> Collected data:
BEGIN

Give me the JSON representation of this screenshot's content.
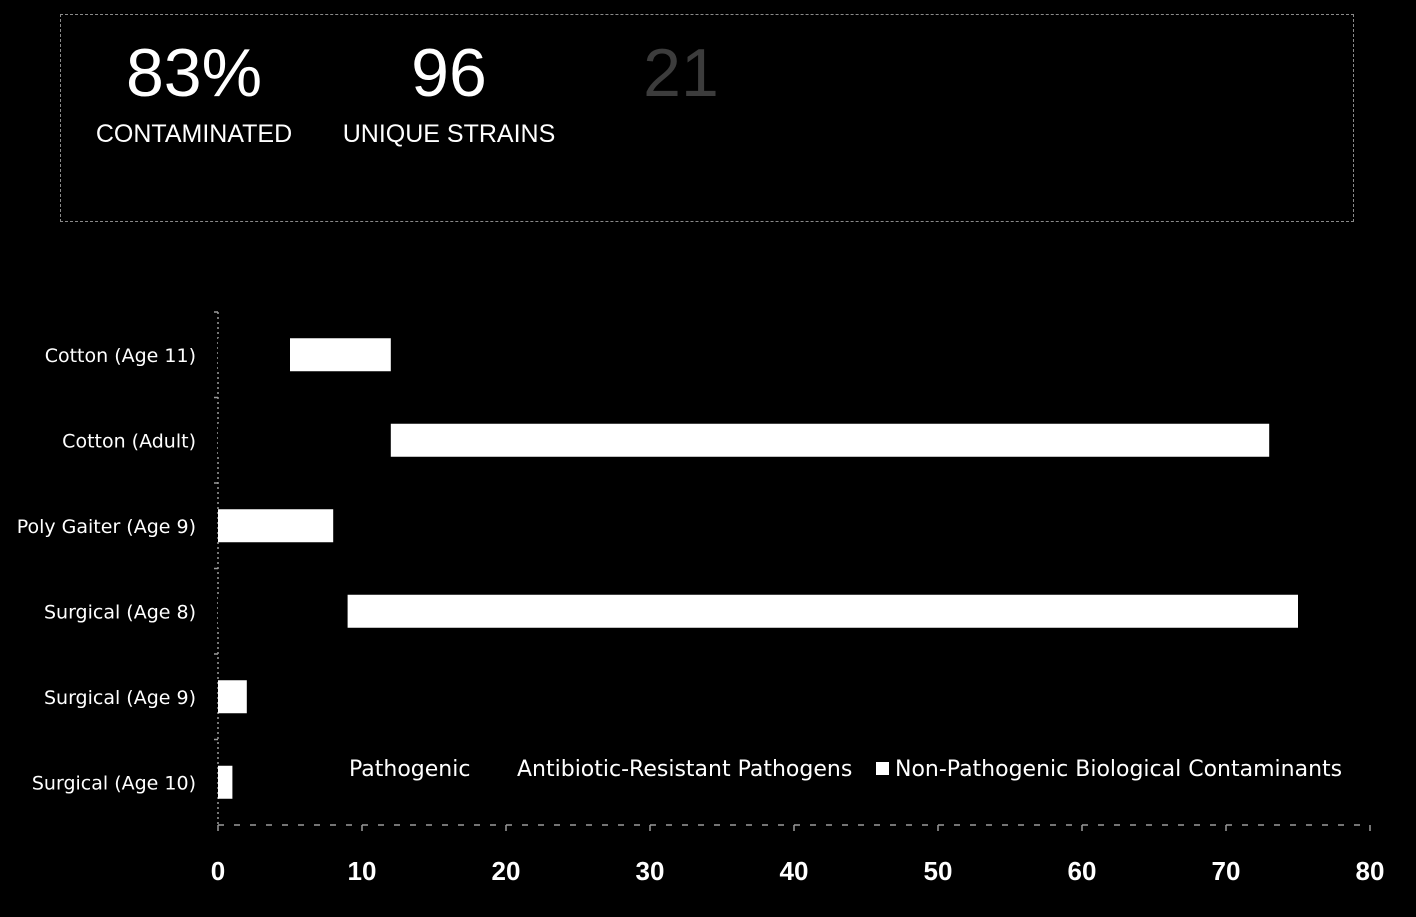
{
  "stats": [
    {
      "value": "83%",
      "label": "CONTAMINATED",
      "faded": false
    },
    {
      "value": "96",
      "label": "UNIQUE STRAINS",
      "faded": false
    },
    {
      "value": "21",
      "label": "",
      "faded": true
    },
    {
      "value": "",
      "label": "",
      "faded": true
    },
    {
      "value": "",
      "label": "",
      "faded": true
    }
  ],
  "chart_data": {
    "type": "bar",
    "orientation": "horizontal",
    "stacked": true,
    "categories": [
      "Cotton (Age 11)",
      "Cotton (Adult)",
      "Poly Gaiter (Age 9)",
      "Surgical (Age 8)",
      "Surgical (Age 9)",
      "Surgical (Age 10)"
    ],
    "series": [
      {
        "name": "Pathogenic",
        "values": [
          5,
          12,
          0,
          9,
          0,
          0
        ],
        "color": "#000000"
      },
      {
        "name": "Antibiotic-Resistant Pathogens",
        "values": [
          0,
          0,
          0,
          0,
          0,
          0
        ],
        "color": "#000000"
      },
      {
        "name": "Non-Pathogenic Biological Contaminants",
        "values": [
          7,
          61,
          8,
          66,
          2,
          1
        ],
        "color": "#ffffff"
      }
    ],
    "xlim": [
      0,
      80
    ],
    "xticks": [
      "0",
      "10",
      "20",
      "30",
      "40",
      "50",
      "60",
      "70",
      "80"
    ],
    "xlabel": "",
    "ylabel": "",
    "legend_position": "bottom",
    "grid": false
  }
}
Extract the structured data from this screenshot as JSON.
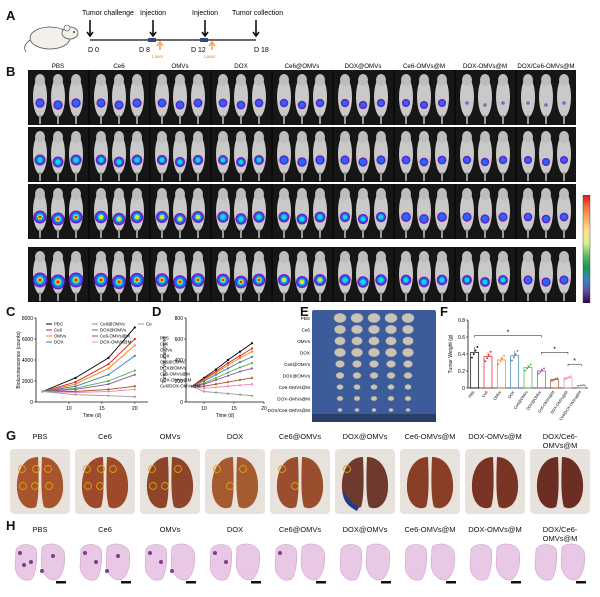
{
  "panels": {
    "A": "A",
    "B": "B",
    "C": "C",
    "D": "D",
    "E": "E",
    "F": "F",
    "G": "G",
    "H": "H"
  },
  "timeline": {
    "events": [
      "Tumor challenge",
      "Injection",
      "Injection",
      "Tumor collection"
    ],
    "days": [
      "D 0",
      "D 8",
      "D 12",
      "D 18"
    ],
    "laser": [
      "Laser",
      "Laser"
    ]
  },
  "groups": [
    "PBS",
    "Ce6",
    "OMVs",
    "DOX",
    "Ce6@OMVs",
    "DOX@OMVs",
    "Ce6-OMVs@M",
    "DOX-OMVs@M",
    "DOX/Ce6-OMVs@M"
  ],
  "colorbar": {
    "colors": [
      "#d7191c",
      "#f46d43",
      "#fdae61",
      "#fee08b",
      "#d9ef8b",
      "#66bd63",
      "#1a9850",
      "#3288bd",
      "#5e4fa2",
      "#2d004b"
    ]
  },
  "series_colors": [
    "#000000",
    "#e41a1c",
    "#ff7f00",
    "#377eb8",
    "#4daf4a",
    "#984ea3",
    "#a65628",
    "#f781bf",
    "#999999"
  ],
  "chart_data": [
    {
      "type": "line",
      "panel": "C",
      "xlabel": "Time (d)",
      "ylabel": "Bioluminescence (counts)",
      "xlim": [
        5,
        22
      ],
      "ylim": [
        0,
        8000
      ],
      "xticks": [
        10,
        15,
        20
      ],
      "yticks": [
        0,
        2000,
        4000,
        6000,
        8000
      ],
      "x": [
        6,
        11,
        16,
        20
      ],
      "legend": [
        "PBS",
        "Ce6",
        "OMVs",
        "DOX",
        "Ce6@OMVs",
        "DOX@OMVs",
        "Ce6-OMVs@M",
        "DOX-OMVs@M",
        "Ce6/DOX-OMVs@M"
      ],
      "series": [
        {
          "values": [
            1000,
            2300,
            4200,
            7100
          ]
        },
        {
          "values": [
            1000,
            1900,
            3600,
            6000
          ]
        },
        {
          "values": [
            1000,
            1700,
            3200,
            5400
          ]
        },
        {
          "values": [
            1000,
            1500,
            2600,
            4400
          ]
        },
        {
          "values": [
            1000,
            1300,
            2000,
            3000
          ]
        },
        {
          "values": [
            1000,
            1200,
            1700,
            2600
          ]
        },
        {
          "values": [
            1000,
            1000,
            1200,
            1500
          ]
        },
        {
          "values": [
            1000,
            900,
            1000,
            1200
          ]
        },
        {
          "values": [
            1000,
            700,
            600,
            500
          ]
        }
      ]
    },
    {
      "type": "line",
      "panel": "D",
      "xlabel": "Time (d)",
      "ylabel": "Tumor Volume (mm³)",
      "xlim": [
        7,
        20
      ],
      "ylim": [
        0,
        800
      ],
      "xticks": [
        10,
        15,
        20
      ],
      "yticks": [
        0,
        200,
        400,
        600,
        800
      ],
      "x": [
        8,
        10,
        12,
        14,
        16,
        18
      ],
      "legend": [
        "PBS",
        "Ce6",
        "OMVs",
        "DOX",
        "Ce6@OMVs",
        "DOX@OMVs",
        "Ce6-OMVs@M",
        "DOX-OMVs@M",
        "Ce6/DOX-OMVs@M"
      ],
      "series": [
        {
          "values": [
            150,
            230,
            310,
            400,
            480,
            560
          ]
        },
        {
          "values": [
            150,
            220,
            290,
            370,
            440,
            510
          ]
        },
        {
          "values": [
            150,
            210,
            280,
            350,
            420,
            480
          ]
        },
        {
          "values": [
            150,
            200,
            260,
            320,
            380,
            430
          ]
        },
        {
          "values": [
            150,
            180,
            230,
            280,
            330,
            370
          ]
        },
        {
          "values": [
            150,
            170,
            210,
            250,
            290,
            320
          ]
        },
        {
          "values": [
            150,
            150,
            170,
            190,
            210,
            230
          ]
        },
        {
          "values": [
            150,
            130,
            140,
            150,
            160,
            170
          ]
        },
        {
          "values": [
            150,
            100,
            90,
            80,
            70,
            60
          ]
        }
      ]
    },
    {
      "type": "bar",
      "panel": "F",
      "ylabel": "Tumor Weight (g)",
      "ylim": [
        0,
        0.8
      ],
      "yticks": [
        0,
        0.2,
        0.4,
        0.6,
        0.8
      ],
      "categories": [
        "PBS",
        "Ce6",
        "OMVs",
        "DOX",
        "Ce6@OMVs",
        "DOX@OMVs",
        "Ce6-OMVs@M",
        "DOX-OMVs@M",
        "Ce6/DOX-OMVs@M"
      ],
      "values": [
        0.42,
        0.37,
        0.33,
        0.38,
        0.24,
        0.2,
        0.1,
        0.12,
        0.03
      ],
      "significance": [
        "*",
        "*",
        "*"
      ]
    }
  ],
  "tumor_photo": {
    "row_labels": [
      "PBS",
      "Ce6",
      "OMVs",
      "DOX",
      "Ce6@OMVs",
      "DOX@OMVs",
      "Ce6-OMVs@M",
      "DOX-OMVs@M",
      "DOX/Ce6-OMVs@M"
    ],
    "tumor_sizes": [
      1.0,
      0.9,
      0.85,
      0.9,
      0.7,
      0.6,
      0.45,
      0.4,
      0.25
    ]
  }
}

END
BEGIN

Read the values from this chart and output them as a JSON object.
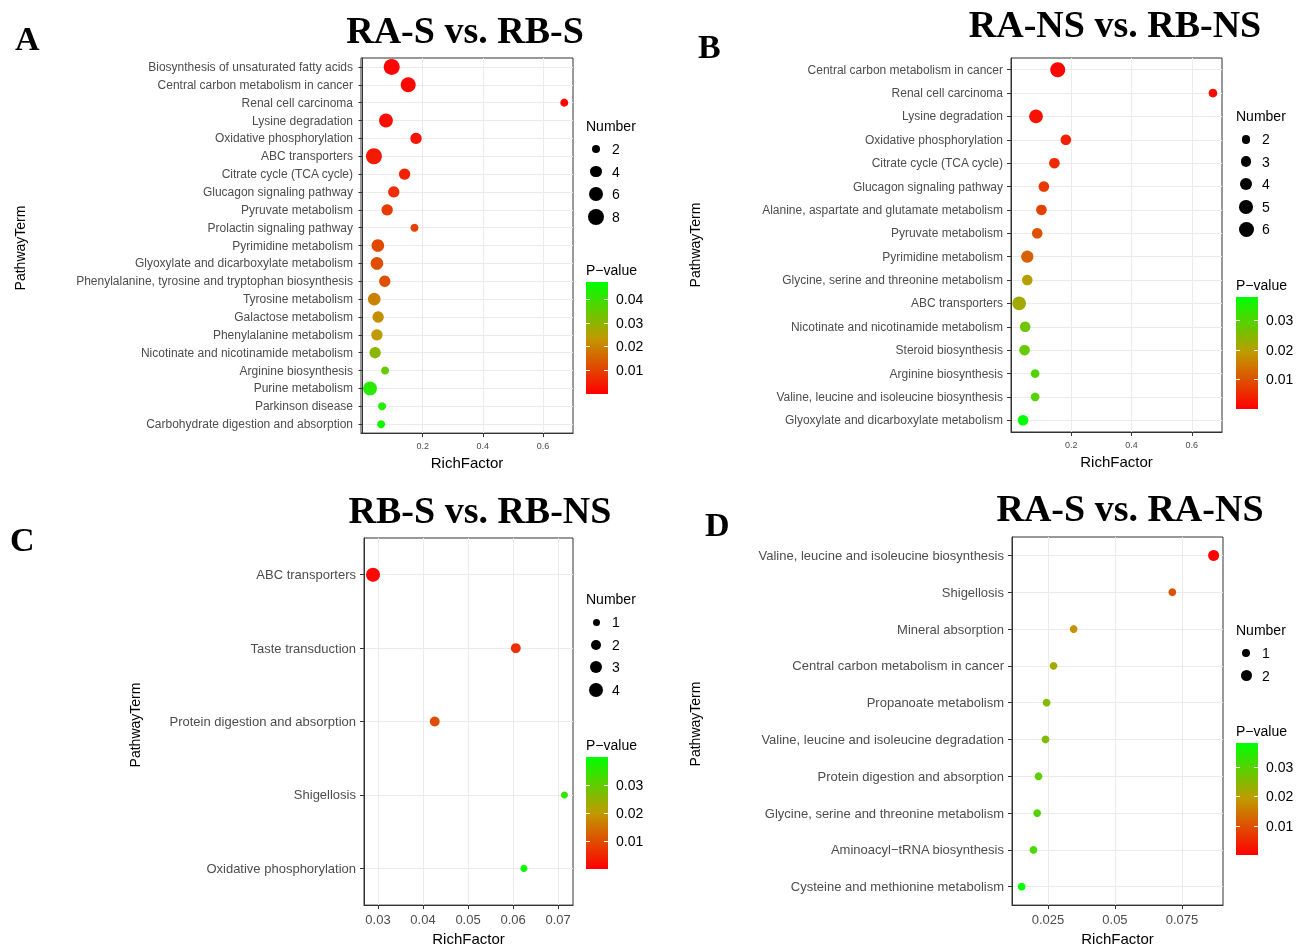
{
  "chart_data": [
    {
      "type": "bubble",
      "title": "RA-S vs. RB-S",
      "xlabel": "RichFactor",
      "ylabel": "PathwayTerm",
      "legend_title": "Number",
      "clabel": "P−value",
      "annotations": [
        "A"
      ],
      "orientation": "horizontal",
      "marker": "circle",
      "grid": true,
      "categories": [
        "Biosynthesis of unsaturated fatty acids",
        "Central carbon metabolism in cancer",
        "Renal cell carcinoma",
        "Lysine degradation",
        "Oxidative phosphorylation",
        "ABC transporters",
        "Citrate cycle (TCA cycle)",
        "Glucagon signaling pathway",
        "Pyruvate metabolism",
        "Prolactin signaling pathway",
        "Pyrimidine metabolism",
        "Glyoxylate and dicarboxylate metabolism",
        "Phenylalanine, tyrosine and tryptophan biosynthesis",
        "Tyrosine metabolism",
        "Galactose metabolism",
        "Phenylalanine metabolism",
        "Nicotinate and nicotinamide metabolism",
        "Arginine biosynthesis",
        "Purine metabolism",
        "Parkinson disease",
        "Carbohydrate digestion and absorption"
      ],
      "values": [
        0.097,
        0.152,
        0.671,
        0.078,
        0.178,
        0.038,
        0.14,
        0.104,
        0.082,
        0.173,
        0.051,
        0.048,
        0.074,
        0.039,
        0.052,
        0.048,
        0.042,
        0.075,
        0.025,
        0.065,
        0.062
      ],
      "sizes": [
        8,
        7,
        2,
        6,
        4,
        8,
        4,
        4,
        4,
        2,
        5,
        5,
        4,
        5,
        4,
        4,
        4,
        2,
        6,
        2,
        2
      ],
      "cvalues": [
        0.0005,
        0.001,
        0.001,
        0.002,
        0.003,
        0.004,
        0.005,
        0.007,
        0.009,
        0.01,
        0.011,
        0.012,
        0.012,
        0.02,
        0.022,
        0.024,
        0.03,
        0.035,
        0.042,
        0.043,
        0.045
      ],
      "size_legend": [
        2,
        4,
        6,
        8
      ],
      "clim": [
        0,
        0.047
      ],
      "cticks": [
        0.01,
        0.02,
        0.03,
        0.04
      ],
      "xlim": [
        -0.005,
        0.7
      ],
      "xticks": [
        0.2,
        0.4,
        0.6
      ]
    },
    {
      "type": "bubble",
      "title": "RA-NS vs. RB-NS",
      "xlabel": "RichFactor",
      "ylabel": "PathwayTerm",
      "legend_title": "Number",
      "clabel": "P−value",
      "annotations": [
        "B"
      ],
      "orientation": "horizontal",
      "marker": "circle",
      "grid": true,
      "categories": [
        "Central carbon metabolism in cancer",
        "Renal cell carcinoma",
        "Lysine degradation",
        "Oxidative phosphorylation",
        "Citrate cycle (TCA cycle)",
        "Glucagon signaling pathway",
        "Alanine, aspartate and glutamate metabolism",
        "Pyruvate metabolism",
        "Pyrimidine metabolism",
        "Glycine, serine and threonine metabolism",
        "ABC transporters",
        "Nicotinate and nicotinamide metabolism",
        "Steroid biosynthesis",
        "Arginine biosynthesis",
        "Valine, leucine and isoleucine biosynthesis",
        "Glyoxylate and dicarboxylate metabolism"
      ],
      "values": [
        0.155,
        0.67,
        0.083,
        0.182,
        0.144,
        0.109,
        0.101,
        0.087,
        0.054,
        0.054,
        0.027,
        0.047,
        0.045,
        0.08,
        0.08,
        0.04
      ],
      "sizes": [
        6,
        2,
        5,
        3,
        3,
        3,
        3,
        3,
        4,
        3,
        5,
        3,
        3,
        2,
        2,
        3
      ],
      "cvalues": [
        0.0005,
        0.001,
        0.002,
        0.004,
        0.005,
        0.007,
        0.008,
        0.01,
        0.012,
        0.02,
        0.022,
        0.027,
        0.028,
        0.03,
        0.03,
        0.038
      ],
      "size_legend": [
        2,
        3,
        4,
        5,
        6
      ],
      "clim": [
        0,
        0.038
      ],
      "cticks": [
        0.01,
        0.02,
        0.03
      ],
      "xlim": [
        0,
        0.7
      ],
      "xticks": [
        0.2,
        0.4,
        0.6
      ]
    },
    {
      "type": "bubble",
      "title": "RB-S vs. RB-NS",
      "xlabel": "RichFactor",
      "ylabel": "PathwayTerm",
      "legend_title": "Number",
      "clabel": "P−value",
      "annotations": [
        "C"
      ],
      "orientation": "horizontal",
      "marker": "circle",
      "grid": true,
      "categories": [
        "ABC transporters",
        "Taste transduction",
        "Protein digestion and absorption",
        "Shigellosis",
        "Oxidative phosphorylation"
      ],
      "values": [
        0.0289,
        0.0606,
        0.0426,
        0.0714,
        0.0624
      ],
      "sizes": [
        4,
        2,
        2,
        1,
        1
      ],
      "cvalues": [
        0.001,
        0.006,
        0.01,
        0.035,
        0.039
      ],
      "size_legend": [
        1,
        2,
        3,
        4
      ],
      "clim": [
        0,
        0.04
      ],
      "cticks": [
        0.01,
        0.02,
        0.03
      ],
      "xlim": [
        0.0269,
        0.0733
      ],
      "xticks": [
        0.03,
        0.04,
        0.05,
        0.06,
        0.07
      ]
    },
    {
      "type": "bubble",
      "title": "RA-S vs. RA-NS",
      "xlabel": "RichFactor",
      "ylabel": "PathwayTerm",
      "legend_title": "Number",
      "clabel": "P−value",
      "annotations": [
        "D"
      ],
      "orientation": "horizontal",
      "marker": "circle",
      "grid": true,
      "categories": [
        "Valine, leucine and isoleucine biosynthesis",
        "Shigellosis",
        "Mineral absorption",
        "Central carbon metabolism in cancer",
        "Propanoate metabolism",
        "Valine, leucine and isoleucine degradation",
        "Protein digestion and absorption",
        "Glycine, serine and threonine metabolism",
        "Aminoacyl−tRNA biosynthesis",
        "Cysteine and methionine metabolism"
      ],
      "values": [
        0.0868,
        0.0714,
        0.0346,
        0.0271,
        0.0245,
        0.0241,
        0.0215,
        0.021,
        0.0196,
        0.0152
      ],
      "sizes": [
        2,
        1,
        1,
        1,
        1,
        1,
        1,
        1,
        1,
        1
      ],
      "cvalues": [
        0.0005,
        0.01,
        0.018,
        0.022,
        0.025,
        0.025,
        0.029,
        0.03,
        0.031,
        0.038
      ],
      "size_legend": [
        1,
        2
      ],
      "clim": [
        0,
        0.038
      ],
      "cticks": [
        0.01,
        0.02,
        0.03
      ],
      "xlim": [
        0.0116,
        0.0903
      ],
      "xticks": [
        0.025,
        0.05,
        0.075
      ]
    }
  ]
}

END

> WORK ORDER: Identify every line above with the string "screenshot" in it. Copy those lines.

> RESULT FOR THIS TASK:
Give me the JSON representation of this screenshot's content.
Extract the structured data from this screenshot as JSON.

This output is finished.